── Information given ──
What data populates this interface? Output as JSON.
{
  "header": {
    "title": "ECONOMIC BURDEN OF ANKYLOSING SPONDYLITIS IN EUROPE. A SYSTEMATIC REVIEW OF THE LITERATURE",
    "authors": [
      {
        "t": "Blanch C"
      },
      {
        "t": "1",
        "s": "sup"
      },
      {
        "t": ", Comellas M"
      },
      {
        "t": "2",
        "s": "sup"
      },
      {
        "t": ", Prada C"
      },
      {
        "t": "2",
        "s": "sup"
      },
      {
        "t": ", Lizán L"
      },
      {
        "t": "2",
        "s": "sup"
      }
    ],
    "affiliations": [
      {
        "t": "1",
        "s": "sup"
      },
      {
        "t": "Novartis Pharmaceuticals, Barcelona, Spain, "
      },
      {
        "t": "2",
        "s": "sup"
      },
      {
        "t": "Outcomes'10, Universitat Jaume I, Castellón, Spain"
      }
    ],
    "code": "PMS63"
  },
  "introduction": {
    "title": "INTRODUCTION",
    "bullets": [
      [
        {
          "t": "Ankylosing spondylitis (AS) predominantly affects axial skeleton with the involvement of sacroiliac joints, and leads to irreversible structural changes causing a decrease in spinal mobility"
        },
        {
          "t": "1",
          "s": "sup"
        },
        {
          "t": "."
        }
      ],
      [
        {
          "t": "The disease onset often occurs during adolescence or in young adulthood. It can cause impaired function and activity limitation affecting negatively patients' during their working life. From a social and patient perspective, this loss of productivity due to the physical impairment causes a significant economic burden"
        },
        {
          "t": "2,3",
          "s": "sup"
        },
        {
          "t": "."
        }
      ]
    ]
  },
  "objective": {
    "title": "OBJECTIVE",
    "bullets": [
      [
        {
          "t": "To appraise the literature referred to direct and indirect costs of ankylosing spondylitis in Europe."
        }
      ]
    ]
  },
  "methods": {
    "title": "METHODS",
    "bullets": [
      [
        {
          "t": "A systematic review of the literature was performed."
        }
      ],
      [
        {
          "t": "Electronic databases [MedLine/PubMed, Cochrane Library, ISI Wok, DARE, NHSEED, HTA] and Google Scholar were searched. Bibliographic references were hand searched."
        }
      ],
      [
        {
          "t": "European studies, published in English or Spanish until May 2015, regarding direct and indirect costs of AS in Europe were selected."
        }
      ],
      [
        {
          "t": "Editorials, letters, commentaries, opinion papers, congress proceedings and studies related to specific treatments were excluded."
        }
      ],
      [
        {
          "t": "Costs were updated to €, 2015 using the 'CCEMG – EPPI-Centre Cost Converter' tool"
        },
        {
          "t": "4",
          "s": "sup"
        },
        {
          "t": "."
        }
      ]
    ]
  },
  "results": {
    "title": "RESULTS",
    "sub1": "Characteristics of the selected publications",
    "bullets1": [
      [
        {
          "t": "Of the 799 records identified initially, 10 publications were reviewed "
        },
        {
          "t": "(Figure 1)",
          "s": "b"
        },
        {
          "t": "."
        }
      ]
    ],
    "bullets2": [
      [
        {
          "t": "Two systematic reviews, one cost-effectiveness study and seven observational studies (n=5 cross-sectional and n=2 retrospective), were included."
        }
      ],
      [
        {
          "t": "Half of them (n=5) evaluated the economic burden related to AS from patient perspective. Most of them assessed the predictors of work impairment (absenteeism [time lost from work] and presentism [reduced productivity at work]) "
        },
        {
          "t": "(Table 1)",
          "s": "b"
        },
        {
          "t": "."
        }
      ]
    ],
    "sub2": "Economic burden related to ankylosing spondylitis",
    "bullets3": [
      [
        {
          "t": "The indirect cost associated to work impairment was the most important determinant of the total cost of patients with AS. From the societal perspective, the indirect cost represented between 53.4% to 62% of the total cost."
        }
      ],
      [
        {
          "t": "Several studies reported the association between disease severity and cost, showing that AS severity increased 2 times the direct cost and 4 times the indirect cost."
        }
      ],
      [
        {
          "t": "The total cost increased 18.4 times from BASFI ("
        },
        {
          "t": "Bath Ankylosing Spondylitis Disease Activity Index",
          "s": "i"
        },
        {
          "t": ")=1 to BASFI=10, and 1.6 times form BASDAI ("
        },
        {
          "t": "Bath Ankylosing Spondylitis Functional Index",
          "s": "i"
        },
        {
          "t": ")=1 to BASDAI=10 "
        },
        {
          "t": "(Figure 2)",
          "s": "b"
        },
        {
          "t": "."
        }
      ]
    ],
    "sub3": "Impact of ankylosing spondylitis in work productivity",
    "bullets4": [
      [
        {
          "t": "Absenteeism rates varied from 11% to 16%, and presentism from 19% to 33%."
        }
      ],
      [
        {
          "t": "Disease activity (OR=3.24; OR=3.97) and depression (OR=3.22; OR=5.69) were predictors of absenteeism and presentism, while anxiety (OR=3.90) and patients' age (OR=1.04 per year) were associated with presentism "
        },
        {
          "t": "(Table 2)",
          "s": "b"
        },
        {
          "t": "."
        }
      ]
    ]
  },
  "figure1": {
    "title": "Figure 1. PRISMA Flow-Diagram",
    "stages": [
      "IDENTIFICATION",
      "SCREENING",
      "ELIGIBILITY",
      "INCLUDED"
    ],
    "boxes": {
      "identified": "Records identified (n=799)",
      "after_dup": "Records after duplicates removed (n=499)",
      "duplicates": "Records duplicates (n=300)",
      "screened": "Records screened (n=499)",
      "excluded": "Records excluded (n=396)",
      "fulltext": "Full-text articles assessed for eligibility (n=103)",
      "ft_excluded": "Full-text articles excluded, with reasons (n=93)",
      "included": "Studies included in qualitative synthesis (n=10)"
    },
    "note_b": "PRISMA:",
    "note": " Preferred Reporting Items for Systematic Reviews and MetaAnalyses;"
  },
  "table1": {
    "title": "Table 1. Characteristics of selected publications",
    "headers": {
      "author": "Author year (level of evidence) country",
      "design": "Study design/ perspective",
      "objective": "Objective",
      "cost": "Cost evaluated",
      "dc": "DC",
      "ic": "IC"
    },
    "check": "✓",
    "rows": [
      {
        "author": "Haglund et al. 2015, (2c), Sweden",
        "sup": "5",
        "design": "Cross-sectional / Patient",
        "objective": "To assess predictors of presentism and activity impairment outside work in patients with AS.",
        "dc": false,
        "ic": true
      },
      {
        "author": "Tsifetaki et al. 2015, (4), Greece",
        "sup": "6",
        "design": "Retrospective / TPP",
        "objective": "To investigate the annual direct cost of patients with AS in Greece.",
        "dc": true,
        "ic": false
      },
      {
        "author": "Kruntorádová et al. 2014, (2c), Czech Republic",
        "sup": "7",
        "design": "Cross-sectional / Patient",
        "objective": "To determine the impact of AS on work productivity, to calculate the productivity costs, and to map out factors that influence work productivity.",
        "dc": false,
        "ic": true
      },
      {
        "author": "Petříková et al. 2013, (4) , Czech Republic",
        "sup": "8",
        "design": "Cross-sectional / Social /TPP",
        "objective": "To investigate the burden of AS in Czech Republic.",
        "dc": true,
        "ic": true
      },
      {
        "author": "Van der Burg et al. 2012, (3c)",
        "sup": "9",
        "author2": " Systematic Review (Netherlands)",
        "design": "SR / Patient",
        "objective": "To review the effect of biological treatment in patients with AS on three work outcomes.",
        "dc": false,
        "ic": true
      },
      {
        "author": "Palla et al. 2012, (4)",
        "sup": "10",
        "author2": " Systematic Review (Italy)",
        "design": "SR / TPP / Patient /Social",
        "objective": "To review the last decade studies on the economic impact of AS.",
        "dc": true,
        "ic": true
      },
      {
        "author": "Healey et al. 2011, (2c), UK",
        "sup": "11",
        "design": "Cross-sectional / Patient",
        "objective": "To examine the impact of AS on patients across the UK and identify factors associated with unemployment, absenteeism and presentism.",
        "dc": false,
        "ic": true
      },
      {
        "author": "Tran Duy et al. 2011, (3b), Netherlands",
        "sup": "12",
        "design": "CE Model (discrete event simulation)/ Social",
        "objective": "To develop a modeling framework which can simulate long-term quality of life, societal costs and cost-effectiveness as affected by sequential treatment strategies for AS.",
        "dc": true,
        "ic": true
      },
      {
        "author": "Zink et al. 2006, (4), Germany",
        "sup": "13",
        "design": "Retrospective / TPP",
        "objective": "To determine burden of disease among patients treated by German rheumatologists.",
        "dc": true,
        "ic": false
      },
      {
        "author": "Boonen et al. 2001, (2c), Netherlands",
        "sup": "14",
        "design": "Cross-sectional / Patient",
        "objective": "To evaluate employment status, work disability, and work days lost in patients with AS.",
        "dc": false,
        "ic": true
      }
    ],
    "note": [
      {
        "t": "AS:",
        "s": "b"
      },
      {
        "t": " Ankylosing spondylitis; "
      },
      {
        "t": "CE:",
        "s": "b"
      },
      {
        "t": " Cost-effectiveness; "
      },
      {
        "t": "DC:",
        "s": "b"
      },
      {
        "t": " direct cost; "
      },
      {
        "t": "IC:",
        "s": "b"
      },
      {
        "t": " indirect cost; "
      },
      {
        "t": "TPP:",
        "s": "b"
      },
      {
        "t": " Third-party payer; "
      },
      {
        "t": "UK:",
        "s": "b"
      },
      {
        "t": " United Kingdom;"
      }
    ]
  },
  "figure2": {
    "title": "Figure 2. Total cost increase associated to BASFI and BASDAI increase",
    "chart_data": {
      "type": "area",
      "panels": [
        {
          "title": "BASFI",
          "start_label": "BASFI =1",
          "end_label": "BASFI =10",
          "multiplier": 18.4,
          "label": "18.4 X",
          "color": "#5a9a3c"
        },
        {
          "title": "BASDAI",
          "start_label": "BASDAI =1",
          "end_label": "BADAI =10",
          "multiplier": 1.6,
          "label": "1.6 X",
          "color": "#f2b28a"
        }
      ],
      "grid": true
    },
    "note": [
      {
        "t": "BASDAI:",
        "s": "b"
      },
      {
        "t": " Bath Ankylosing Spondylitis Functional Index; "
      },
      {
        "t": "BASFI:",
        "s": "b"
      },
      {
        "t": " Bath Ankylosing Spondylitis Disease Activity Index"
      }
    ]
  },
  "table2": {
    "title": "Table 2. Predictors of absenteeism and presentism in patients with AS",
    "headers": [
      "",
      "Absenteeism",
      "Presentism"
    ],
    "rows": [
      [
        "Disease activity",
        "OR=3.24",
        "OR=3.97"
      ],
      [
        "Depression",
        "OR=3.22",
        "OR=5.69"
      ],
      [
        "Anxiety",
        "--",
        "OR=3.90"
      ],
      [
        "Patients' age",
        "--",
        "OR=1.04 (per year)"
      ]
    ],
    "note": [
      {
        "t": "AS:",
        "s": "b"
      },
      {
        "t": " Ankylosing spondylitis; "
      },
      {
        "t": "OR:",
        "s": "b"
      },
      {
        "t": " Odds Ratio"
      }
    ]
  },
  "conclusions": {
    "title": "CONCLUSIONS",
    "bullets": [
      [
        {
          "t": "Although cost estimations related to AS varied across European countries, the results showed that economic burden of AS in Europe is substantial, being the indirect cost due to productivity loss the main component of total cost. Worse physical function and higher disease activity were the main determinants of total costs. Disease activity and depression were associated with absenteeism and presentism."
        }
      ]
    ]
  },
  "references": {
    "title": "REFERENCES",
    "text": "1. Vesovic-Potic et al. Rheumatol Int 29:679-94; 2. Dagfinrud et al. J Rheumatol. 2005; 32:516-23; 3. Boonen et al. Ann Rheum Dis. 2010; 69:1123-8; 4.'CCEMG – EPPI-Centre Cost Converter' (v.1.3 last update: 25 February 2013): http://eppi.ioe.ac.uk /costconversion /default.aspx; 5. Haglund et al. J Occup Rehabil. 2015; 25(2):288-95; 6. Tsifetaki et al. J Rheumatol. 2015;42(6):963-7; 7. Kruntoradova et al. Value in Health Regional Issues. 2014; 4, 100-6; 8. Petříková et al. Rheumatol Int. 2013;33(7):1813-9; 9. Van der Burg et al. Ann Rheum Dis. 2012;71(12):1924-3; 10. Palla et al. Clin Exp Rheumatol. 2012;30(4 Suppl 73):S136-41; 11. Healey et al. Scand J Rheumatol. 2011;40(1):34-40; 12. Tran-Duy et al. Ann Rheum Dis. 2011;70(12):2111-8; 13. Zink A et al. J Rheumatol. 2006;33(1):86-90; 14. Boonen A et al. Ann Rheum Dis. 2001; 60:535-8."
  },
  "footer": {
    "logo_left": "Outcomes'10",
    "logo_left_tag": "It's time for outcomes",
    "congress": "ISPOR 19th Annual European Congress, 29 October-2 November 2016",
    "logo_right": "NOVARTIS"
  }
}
───
# Task item
Throughout the material above, report each line holding the word "determine".

# Exercise output
        "objective": "To determine the impact of AS on work productivity, to calculate the productivity costs, and to map out factors that influence work productivity.",
        "objective": "To determine burden of disease among patients treated by German rheumatologists.",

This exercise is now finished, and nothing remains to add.